Stored data
........
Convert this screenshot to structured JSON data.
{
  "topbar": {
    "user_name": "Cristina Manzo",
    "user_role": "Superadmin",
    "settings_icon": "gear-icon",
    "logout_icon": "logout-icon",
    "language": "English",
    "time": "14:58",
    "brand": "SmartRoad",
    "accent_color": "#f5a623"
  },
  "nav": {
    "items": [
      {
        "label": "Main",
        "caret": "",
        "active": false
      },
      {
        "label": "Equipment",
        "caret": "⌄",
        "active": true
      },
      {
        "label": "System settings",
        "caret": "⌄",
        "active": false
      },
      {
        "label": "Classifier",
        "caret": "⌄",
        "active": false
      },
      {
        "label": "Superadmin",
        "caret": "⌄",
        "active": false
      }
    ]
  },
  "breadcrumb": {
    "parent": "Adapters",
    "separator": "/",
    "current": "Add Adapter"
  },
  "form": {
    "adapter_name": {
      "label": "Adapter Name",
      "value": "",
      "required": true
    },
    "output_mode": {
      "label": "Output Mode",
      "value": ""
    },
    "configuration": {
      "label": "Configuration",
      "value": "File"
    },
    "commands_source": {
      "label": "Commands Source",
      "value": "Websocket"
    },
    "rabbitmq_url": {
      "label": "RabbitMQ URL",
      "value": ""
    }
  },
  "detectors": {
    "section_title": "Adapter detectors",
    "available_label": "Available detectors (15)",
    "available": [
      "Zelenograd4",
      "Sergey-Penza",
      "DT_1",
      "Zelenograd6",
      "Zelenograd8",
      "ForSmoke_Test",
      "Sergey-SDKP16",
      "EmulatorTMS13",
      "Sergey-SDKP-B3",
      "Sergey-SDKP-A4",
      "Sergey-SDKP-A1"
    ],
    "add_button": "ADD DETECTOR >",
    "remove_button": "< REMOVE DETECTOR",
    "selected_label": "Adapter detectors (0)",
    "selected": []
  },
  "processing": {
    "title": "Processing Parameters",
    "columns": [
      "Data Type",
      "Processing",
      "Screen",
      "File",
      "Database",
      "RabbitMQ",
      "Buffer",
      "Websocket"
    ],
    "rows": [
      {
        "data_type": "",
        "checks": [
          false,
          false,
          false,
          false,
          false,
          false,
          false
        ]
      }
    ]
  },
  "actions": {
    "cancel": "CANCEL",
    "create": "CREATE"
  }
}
........
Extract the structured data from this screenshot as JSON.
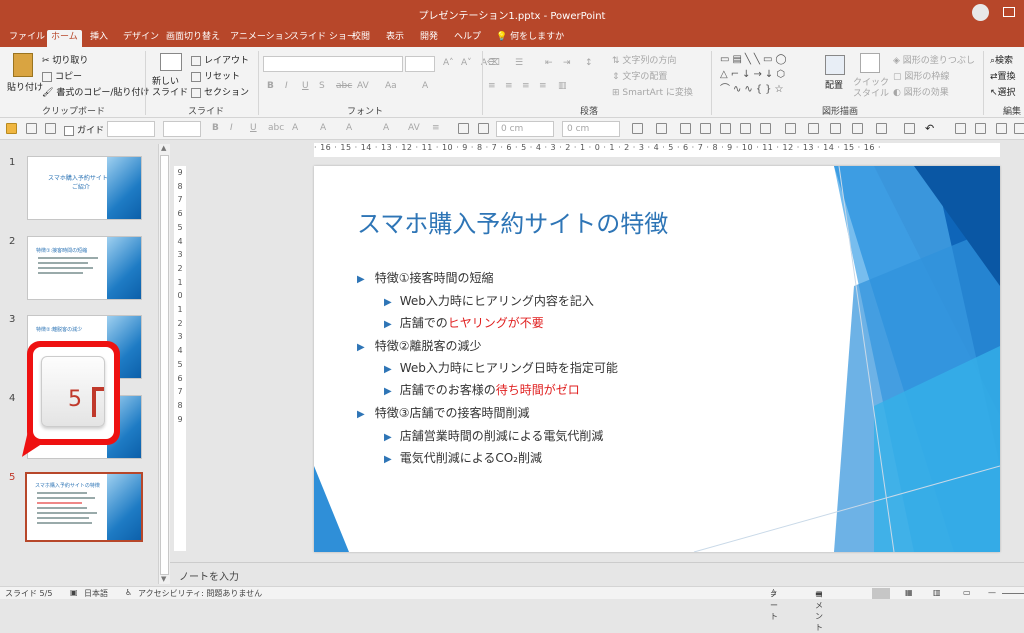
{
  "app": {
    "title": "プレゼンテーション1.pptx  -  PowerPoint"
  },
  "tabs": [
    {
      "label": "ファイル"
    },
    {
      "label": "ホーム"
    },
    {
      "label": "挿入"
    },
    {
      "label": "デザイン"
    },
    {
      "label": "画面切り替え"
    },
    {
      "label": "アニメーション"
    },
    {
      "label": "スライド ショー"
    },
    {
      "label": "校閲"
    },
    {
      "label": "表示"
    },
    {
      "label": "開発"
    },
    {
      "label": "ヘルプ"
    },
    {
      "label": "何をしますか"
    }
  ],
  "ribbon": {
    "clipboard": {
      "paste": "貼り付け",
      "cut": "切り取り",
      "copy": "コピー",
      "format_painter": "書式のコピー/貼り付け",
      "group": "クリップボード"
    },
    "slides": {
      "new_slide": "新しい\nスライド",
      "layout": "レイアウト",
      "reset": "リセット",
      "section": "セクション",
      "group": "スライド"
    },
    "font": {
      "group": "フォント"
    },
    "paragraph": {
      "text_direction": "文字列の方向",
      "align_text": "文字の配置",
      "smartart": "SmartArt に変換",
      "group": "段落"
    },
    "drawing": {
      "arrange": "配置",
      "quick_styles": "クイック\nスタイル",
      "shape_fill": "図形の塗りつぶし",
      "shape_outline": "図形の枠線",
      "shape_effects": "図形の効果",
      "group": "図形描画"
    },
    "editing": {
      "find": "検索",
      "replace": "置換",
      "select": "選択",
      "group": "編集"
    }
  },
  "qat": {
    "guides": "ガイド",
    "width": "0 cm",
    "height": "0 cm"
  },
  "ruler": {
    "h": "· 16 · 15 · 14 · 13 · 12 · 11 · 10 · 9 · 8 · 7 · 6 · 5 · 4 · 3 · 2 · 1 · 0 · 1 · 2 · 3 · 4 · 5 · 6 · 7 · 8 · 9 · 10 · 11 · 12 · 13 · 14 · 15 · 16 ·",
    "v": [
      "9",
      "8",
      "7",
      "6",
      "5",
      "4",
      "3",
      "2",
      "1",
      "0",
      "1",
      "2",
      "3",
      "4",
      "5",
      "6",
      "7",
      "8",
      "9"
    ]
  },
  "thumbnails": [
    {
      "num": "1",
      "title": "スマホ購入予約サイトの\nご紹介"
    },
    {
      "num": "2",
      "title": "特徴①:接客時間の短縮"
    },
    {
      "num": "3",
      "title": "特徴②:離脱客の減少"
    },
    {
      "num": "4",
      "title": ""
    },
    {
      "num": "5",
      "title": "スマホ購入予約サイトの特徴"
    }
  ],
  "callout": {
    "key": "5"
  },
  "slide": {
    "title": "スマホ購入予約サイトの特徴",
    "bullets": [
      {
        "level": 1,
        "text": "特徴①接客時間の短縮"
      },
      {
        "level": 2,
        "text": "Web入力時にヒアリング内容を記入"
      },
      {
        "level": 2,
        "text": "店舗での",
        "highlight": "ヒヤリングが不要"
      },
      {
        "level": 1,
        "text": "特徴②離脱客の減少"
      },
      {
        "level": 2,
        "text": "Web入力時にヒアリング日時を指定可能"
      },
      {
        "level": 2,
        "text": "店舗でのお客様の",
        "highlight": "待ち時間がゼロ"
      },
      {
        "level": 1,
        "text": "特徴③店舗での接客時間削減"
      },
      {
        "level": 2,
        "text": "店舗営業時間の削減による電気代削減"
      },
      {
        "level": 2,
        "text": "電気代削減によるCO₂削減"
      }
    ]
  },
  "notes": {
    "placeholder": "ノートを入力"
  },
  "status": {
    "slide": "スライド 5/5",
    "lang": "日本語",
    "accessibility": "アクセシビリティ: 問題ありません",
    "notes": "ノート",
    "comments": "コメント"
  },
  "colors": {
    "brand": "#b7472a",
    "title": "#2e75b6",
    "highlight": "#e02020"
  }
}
........
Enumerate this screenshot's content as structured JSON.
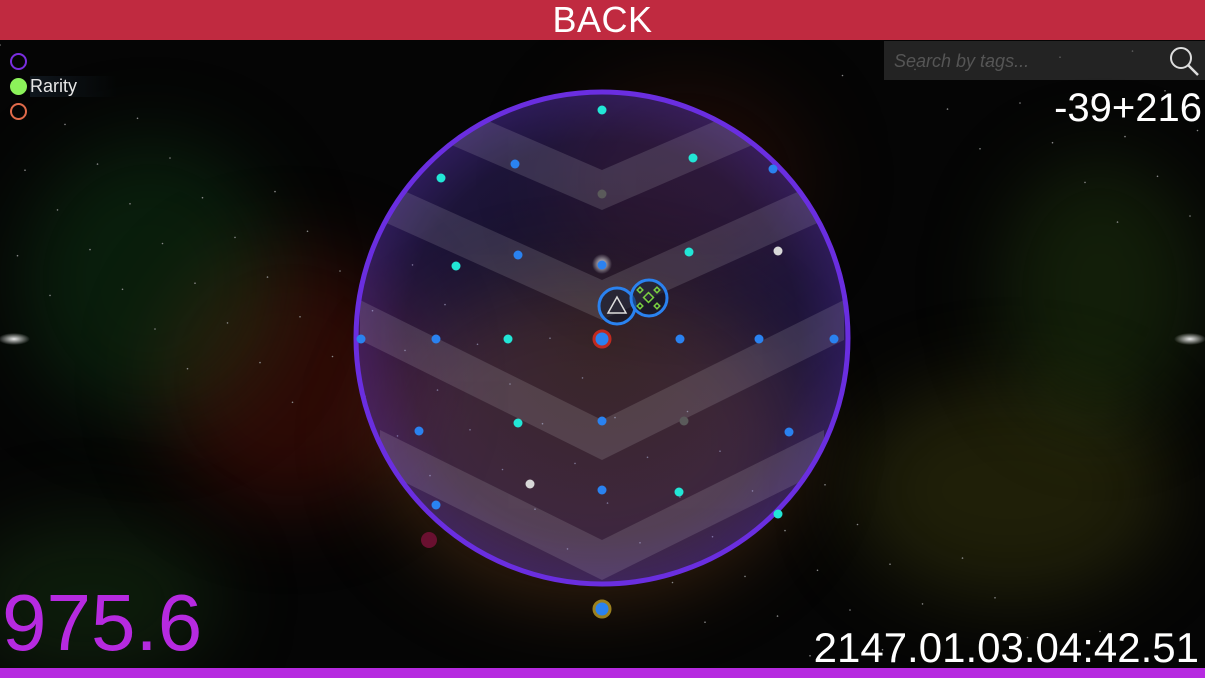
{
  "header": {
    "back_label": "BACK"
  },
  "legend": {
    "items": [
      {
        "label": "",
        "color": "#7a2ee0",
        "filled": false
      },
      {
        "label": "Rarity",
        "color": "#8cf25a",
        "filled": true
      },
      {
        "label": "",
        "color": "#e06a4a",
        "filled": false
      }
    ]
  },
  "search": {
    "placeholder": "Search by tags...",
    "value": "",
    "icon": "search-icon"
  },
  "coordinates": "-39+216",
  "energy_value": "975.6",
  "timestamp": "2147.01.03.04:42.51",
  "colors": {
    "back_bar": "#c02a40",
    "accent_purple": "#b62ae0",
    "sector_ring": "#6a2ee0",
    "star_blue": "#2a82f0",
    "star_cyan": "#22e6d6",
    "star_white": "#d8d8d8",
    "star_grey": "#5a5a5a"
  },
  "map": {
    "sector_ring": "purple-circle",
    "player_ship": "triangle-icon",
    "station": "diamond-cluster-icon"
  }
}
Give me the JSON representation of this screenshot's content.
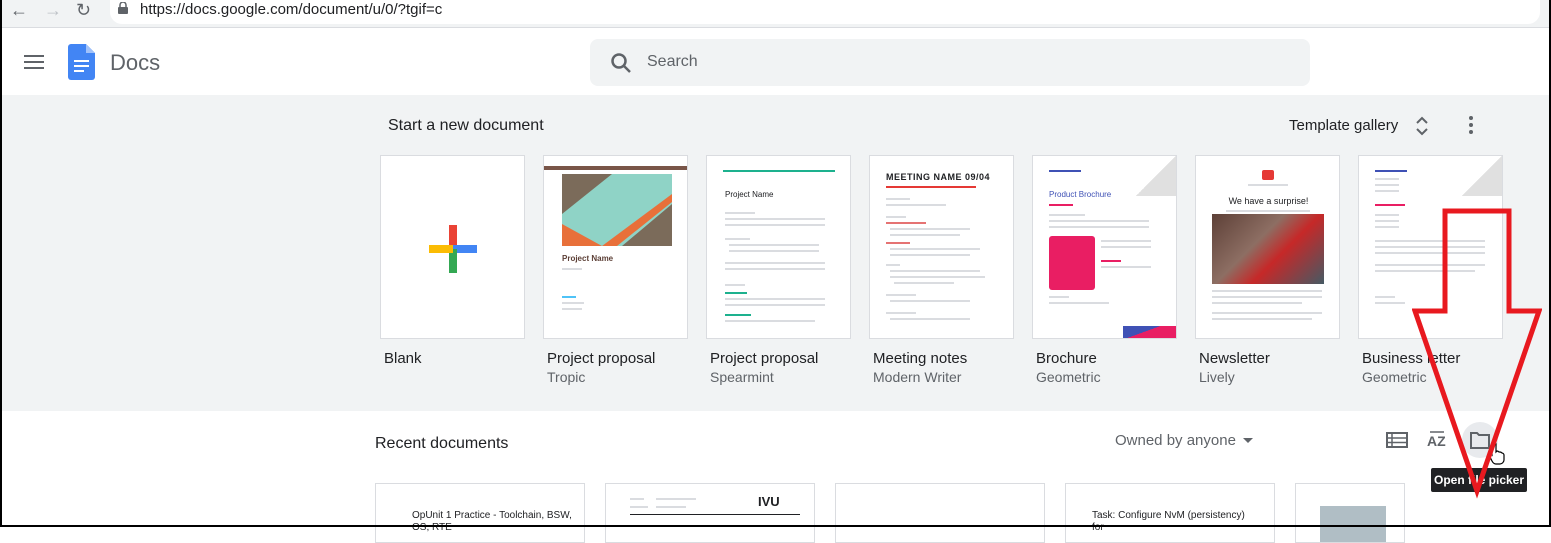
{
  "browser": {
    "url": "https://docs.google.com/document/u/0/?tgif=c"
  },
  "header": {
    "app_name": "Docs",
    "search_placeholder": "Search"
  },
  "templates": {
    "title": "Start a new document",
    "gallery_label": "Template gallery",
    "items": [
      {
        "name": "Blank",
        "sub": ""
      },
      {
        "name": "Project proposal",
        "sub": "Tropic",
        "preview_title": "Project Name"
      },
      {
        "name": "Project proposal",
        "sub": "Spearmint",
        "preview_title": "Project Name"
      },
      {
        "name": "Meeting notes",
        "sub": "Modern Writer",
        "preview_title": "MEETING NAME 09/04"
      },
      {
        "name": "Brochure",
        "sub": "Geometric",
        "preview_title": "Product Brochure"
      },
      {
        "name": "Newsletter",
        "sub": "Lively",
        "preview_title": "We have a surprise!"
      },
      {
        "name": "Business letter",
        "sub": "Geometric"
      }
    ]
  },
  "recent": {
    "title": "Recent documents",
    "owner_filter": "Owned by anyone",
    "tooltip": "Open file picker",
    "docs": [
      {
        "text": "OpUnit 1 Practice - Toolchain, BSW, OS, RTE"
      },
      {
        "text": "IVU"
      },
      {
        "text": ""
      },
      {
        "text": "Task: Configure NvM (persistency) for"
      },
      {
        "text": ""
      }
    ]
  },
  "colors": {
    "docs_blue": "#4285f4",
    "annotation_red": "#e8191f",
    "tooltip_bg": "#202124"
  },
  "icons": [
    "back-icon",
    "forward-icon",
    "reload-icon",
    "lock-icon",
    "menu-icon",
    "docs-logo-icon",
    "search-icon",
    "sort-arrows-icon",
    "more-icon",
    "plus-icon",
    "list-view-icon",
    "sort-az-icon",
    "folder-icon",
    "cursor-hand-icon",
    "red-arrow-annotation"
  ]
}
........
_What you should do_
Within the material above, find the lines that contain the word "貼り付け"; copy them.

_The reply_
      "paste": "貼り付け",
      "format_painter": "書式のコピー/貼り付け",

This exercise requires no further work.